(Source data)
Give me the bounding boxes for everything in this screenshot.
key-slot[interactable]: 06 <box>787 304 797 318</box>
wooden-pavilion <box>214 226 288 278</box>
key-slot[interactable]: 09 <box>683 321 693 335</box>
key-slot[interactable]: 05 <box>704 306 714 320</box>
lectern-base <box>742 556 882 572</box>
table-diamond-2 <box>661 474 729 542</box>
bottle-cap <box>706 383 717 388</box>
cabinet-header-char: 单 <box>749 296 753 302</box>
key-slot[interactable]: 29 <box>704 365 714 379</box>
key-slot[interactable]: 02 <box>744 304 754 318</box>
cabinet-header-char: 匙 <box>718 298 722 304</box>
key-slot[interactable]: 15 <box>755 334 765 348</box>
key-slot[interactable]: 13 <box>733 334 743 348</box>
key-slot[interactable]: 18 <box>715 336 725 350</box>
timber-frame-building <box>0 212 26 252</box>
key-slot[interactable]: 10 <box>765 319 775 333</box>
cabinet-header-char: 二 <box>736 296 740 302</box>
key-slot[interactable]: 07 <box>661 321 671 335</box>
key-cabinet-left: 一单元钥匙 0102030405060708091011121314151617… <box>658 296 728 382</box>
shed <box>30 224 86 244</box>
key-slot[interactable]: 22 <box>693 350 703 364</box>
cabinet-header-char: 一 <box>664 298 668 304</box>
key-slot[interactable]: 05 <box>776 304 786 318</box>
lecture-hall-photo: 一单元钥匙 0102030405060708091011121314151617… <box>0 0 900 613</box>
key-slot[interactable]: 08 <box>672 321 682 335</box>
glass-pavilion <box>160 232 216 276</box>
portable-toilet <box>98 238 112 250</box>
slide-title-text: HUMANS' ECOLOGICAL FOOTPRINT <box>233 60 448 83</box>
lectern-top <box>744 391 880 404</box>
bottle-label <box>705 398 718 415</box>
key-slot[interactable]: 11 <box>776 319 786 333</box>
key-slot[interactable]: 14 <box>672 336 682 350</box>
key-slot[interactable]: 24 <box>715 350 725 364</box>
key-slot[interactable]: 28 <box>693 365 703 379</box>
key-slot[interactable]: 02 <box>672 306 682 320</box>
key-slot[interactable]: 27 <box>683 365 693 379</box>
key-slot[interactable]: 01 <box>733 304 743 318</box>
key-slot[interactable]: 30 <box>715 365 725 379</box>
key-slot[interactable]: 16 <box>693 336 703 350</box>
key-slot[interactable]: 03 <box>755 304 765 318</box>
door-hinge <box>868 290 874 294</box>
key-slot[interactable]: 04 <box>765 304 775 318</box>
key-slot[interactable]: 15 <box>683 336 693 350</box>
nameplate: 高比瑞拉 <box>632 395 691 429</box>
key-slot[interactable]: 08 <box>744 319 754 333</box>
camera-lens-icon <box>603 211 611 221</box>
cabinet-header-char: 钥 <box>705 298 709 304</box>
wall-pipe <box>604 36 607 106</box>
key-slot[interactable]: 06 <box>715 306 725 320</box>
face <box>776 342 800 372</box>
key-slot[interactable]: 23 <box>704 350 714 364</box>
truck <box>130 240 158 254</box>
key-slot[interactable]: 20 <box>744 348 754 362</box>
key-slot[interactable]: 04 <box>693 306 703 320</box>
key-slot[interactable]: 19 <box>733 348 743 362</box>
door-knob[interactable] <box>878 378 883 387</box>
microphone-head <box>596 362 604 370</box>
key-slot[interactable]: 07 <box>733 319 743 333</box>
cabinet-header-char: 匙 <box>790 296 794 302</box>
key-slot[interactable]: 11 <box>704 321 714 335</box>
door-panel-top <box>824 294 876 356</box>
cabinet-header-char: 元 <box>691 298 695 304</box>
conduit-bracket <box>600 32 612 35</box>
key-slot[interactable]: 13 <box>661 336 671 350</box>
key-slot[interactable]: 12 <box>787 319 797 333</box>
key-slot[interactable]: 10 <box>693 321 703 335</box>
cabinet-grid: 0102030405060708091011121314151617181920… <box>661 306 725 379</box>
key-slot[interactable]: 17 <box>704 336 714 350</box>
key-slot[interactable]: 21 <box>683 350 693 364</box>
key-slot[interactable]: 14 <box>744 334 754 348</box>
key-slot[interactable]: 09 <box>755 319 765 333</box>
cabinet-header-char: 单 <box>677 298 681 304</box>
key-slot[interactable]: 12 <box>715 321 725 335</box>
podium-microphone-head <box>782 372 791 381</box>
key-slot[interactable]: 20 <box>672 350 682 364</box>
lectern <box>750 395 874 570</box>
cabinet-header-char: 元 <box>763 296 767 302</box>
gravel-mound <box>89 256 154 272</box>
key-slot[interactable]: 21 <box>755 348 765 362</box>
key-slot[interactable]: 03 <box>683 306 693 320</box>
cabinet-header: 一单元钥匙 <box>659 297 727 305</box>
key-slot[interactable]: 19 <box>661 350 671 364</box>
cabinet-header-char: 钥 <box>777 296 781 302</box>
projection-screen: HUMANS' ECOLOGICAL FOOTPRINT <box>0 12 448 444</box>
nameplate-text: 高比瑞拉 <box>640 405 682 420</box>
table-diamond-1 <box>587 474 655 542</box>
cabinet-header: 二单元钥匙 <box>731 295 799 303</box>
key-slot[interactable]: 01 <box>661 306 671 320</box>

**WRITTEN TASK:** Set out every line of the listing above as a numbered list, leaving out any blank lines.

**SOLUTION TO THIS EXERCISE:**
1. Give me the bounding boxes for everything in this screenshot.
2. key-slot[interactable]: 06 <box>787 304 797 318</box>
3. wooden-pavilion <box>214 226 288 278</box>
4. key-slot[interactable]: 09 <box>683 321 693 335</box>
5. key-slot[interactable]: 05 <box>704 306 714 320</box>
6. lectern-base <box>742 556 882 572</box>
7. table-diamond-2 <box>661 474 729 542</box>
8. bottle-cap <box>706 383 717 388</box>
9. cabinet-header-char: 单 <box>749 296 753 302</box>
10. key-slot[interactable]: 29 <box>704 365 714 379</box>
11. key-slot[interactable]: 02 <box>744 304 754 318</box>
12. cabinet-header-char: 匙 <box>718 298 722 304</box>
13. key-slot[interactable]: 15 <box>755 334 765 348</box>
14. key-slot[interactable]: 13 <box>733 334 743 348</box>
15. key-slot[interactable]: 18 <box>715 336 725 350</box>
16. timber-frame-building <box>0 212 26 252</box>
17. key-slot[interactable]: 10 <box>765 319 775 333</box>
18. cabinet-header-char: 二 <box>736 296 740 302</box>
19. key-slot[interactable]: 07 <box>661 321 671 335</box>
20. key-cabinet-left: 一单元钥匙 0102030405060708091011121314151617… <box>658 296 728 382</box>
21. shed <box>30 224 86 244</box>
22. key-slot[interactable]: 22 <box>693 350 703 364</box>
23. cabinet-header-char: 一 <box>664 298 668 304</box>
24. key-slot[interactable]: 05 <box>776 304 786 318</box>
25. lecture-hall-photo: 一单元钥匙 0102030405060708091011121314151617… <box>0 0 900 613</box>
26. key-slot[interactable]: 08 <box>672 321 682 335</box>
27. glass-pavilion <box>160 232 216 276</box>
28. portable-toilet <box>98 238 112 250</box>
29. slide-title-text: HUMANS' ECOLOGICAL FOOTPRINT <box>233 60 448 83</box>
30. lectern-top <box>744 391 880 404</box>
31. bottle-label <box>705 398 718 415</box>
32. key-slot[interactable]: 11 <box>776 319 786 333</box>
33. key-slot[interactable]: 14 <box>672 336 682 350</box>
34. key-slot[interactable]: 24 <box>715 350 725 364</box>
35. key-slot[interactable]: 28 <box>693 365 703 379</box>
36. key-slot[interactable]: 02 <box>672 306 682 320</box>
37. key-slot[interactable]: 27 <box>683 365 693 379</box>
38. key-slot[interactable]: 01 <box>733 304 743 318</box>
39. key-slot[interactable]: 30 <box>715 365 725 379</box>
40. key-slot[interactable]: 16 <box>693 336 703 350</box>
41. key-slot[interactable]: 03 <box>755 304 765 318</box>
42. door-hinge <box>868 290 874 294</box>
43. key-slot[interactable]: 04 <box>765 304 775 318</box>
44. key-slot[interactable]: 15 <box>683 336 693 350</box>
45. nameplate: 高比瑞拉 <box>632 395 691 429</box>
46. key-slot[interactable]: 08 <box>744 319 754 333</box>
47. camera-lens-icon <box>603 211 611 221</box>
48. cabinet-header-char: 钥 <box>705 298 709 304</box>
49. wall-pipe <box>604 36 607 106</box>
50. key-slot[interactable]: 06 <box>715 306 725 320</box>
51. face <box>776 342 800 372</box>
52. key-slot[interactable]: 23 <box>704 350 714 364</box>
53. truck <box>130 240 158 254</box>
54. key-slot[interactable]: 20 <box>744 348 754 362</box>
55. key-slot[interactable]: 04 <box>693 306 703 320</box>
56. key-slot[interactable]: 19 <box>733 348 743 362</box>
57. door-knob[interactable] <box>878 378 883 387</box>
58. microphone-head <box>596 362 604 370</box>
59. key-slot[interactable]: 07 <box>733 319 743 333</box>
60. cabinet-header-char: 匙 <box>790 296 794 302</box>
61. key-slot[interactable]: 11 <box>704 321 714 335</box>
62. door-panel-top <box>824 294 876 356</box>
63. cabinet-header-char: 元 <box>691 298 695 304</box>
64. conduit-bracket <box>600 32 612 35</box>
65. key-slot[interactable]: 13 <box>661 336 671 350</box>
66. key-slot[interactable]: 12 <box>787 319 797 333</box>
67. key-slot[interactable]: 10 <box>693 321 703 335</box>
68. cabinet-grid: 0102030405060708091011121314151617181920… <box>661 306 725 379</box>
69. key-slot[interactable]: 17 <box>704 336 714 350</box>
70. key-slot[interactable]: 21 <box>683 350 693 364</box>
71. key-slot[interactable]: 14 <box>744 334 754 348</box>
72. key-slot[interactable]: 09 <box>755 319 765 333</box>
73. cabinet-header-char: 单 <box>677 298 681 304</box>
74. key-slot[interactable]: 12 <box>715 321 725 335</box>
75. podium-microphone-head <box>782 372 791 381</box>
76. key-slot[interactable]: 20 <box>672 350 682 364</box>
77. lectern <box>750 395 874 570</box>
78. cabinet-header-char: 元 <box>763 296 767 302</box>
79. gravel-mound <box>89 256 154 272</box>
80. key-slot[interactable]: 21 <box>755 348 765 362</box>
81. key-slot[interactable]: 03 <box>683 306 693 320</box>
82. cabinet-header: 一单元钥匙 <box>659 297 727 305</box>
83. key-slot[interactable]: 19 <box>661 350 671 364</box>
84. cabinet-header-char: 钥 <box>777 296 781 302</box>
85. projection-screen: HUMANS' ECOLOGICAL FOOTPRINT <box>0 12 448 444</box>
86. nameplate-text: 高比瑞拉 <box>640 405 682 420</box>
87. table-diamond-1 <box>587 474 655 542</box>
88. cabinet-header: 二单元钥匙 <box>731 295 799 303</box>
89. key-slot[interactable]: 01 <box>661 306 671 320</box>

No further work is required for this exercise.